WHAT IS REQUIRED = Extract the listing below in full, unchanged.
— begin LISTED RECORDS —
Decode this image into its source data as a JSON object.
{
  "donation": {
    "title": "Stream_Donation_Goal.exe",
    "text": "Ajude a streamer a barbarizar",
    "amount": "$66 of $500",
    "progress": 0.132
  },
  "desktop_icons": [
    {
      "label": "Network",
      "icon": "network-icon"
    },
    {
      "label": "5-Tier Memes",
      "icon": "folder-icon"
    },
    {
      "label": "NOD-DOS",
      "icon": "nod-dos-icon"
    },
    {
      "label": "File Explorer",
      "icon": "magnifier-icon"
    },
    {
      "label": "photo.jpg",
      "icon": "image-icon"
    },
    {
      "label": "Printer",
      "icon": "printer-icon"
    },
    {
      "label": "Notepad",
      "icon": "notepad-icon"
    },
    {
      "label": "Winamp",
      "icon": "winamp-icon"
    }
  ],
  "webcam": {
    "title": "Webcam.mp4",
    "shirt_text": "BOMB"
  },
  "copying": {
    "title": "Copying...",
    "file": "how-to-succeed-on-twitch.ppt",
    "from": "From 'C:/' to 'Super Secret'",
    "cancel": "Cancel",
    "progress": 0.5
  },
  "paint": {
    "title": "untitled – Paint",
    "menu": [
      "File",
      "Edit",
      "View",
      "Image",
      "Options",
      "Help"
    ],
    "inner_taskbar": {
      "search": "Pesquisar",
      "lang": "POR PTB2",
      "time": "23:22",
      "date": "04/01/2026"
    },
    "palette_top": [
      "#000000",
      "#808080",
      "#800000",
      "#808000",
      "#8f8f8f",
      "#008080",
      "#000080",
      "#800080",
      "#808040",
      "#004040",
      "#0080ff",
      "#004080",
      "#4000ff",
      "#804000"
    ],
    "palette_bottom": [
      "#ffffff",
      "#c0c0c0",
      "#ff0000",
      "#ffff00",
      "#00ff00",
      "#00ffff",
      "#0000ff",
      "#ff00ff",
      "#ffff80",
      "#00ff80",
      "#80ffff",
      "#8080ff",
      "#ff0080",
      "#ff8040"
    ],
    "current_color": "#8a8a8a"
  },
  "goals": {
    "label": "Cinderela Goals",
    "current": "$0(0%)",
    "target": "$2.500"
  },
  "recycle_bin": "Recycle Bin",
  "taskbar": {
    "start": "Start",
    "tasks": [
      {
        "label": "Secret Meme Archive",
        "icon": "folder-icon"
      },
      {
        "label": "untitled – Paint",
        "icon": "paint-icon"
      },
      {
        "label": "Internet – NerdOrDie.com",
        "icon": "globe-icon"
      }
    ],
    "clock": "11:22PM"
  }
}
— end LISTED RECORDS —
EXERCISE SOLUTION =
Decode this image into its source data as a JSON object.
{
  "donation": {
    "title": "Stream_Donation_Goal.exe",
    "text": "Ajude a streamer a barbarizar",
    "amount": "$66 of $500",
    "progress": 0.132
  },
  "desktop_icons": [
    {
      "label": "Network",
      "icon": "network-icon"
    },
    {
      "label": "5-Tier Memes",
      "icon": "folder-icon"
    },
    {
      "label": "NOD-DOS",
      "icon": "nod-dos-icon"
    },
    {
      "label": "File Explorer",
      "icon": "magnifier-icon"
    },
    {
      "label": "photo.jpg",
      "icon": "image-icon"
    },
    {
      "label": "Printer",
      "icon": "printer-icon"
    },
    {
      "label": "Notepad",
      "icon": "notepad-icon"
    },
    {
      "label": "Winamp",
      "icon": "winamp-icon"
    }
  ],
  "webcam": {
    "title": "Webcam.mp4",
    "shirt_text": "BOMB"
  },
  "copying": {
    "title": "Copying...",
    "file": "how-to-succeed-on-twitch.ppt",
    "from": "From 'C:/' to 'Super Secret'",
    "cancel": "Cancel",
    "progress": 0.5
  },
  "paint": {
    "title": "untitled – Paint",
    "menu": [
      "File",
      "Edit",
      "View",
      "Image",
      "Options",
      "Help"
    ],
    "inner_taskbar": {
      "search": "Pesquisar",
      "lang": "POR PTB2",
      "time": "23:22",
      "date": "04/01/2026"
    },
    "palette_top": [
      "#000000",
      "#808080",
      "#800000",
      "#808000",
      "#8f8f8f",
      "#008080",
      "#000080",
      "#800080",
      "#808040",
      "#004040",
      "#0080ff",
      "#004080",
      "#4000ff",
      "#804000"
    ],
    "palette_bottom": [
      "#ffffff",
      "#c0c0c0",
      "#ff0000",
      "#ffff00",
      "#00ff00",
      "#00ffff",
      "#0000ff",
      "#ff00ff",
      "#ffff80",
      "#00ff80",
      "#80ffff",
      "#8080ff",
      "#ff0080",
      "#ff8040"
    ],
    "current_color": "#8a8a8a"
  },
  "goals": {
    "label": "Cinderela Goals",
    "current": "$0(0%)",
    "target": "$2.500"
  },
  "recycle_bin": "Recycle Bin",
  "taskbar": {
    "start": "Start",
    "tasks": [
      {
        "label": "Secret Meme Archive",
        "icon": "folder-icon"
      },
      {
        "label": "untitled – Paint",
        "icon": "paint-icon"
      },
      {
        "label": "Internet – NerdOrDie.com",
        "icon": "globe-icon"
      }
    ],
    "clock": "11:22PM"
  }
}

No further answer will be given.